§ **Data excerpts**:

§ §

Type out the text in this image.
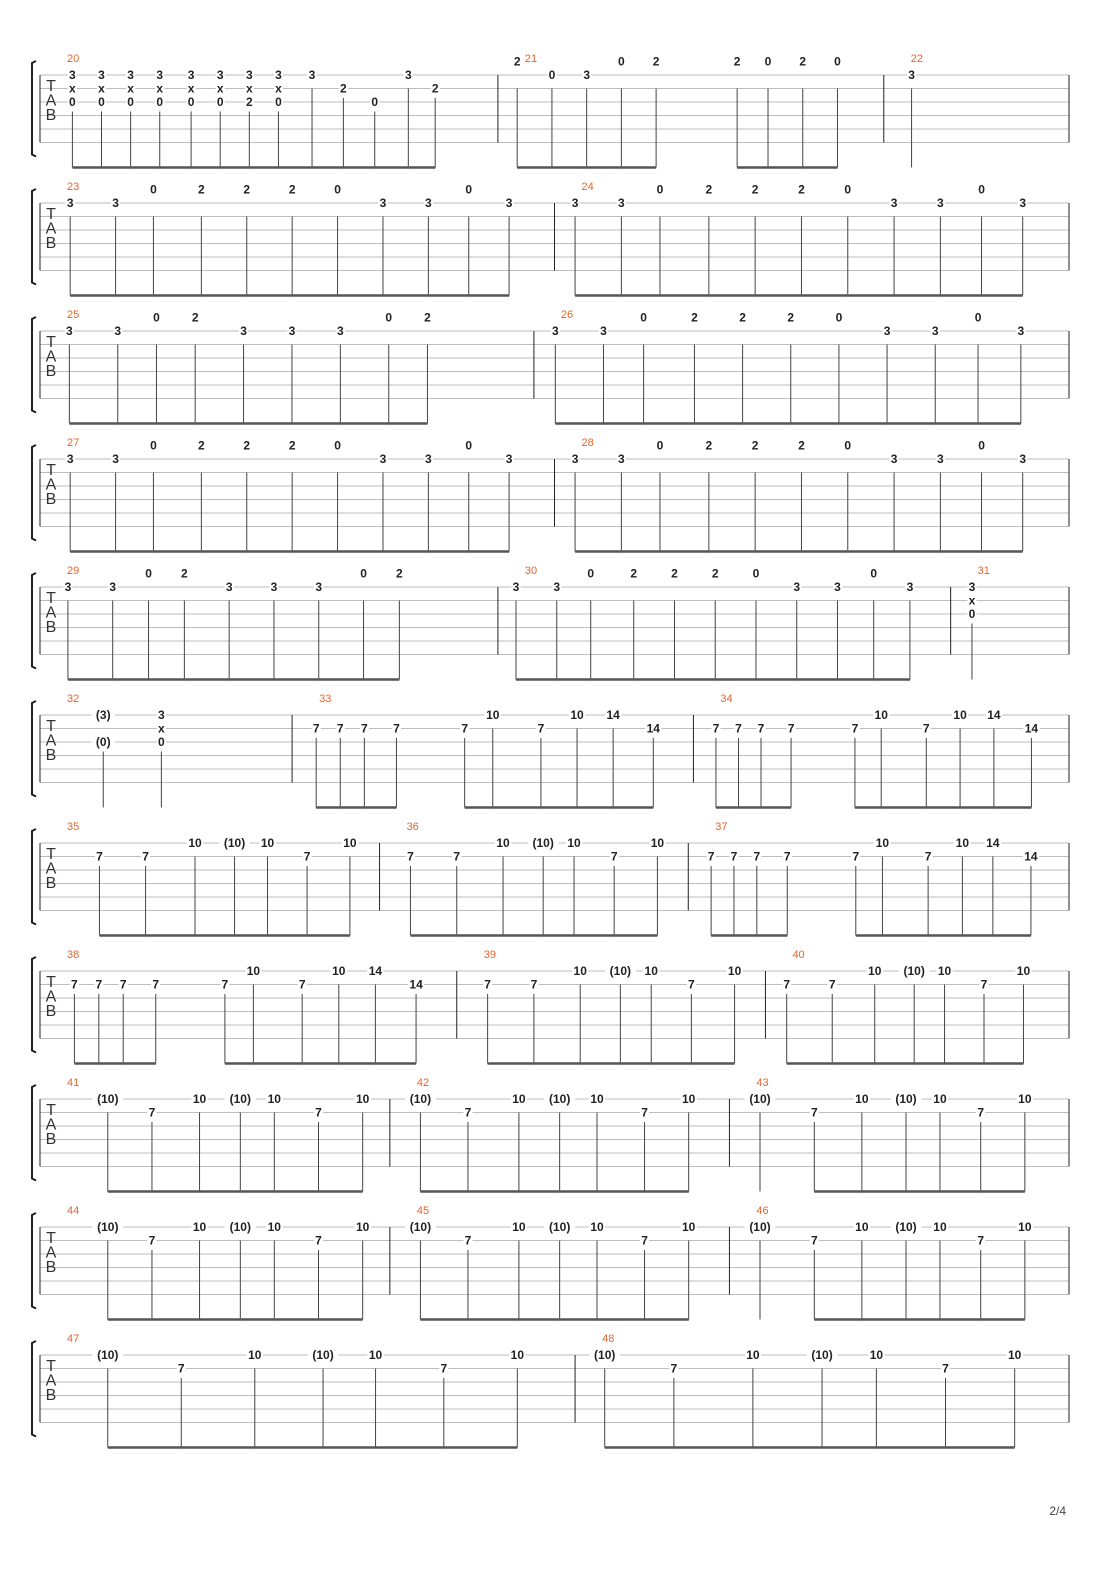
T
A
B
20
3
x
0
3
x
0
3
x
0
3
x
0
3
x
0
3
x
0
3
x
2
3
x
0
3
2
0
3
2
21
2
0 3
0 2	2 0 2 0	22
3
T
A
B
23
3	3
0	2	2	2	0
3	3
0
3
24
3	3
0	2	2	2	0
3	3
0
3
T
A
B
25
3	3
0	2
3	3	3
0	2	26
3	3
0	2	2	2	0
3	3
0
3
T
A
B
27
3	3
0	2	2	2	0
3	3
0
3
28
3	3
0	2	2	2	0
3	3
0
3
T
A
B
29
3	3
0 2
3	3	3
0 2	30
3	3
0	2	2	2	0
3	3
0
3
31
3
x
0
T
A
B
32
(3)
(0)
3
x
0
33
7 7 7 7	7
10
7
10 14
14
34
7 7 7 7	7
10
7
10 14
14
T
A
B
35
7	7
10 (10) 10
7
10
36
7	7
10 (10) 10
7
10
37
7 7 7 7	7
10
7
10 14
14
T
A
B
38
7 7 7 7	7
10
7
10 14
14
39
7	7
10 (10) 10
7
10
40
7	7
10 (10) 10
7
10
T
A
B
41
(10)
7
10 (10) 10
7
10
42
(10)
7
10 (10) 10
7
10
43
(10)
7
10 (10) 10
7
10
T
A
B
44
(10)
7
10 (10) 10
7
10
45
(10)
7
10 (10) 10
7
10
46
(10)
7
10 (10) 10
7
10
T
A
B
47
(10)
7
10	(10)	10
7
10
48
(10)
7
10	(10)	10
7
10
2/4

§ §

§ **Task statement**:
Write out all the entries word for word, but skip any images.

§ **Result of this task**:
Type out the text in this image.
T
A
B
20
3
x
0
3
x
0
3
x
0
3
x
0
3
x
0
3
x
0
3
x
2
3
x
0
3
2
0
3
2
21
2
0 3
0 2	2 0 2 0	22
3
T
A
B
23
3	3
0	2	2	2	0
3	3
0
3
24
3	3
0	2	2	2	0
3	3
0
3
T
A
B
25
3	3
0	2
3	3	3
0	2	26
3	3
0	2	2	2	0
3	3
0
3
T
A
B
27
3	3
0	2	2	2	0
3	3
0
3
28
3	3
0	2	2	2	0
3	3
0
3
T
A
B
29
3	3
0 2
3	3	3
0 2	30
3	3
0	2	2	2	0
3	3
0
3
31
3
x
0
T
A
B
32
(3)
(0)
3
x
0
33
7 7 7 7	7
10
7
10 14
14
34
7 7 7 7	7
10
7
10 14
14
T
A
B
35
7	7
10 (10) 10
7
10
36
7	7
10 (10) 10
7
10
37
7 7 7 7	7
10
7
10 14
14
T
A
B
38
7 7 7 7	7
10
7
10 14
14
39
7	7
10 (10) 10
7
10
40
7	7
10 (10) 10
7
10
T
A
B
41
(10)
7
10 (10) 10
7
10
42
(10)
7
10 (10) 10
7
10
43
(10)
7
10 (10) 10
7
10
T
A
B
44
(10)
7
10 (10) 10
7
10
45
(10)
7
10 (10) 10
7
10
46
(10)
7
10 (10) 10
7
10
T
A
B
47
(10)
7
10	(10)	10
7
10
48
(10)
7
10	(10)	10
7
10
2/4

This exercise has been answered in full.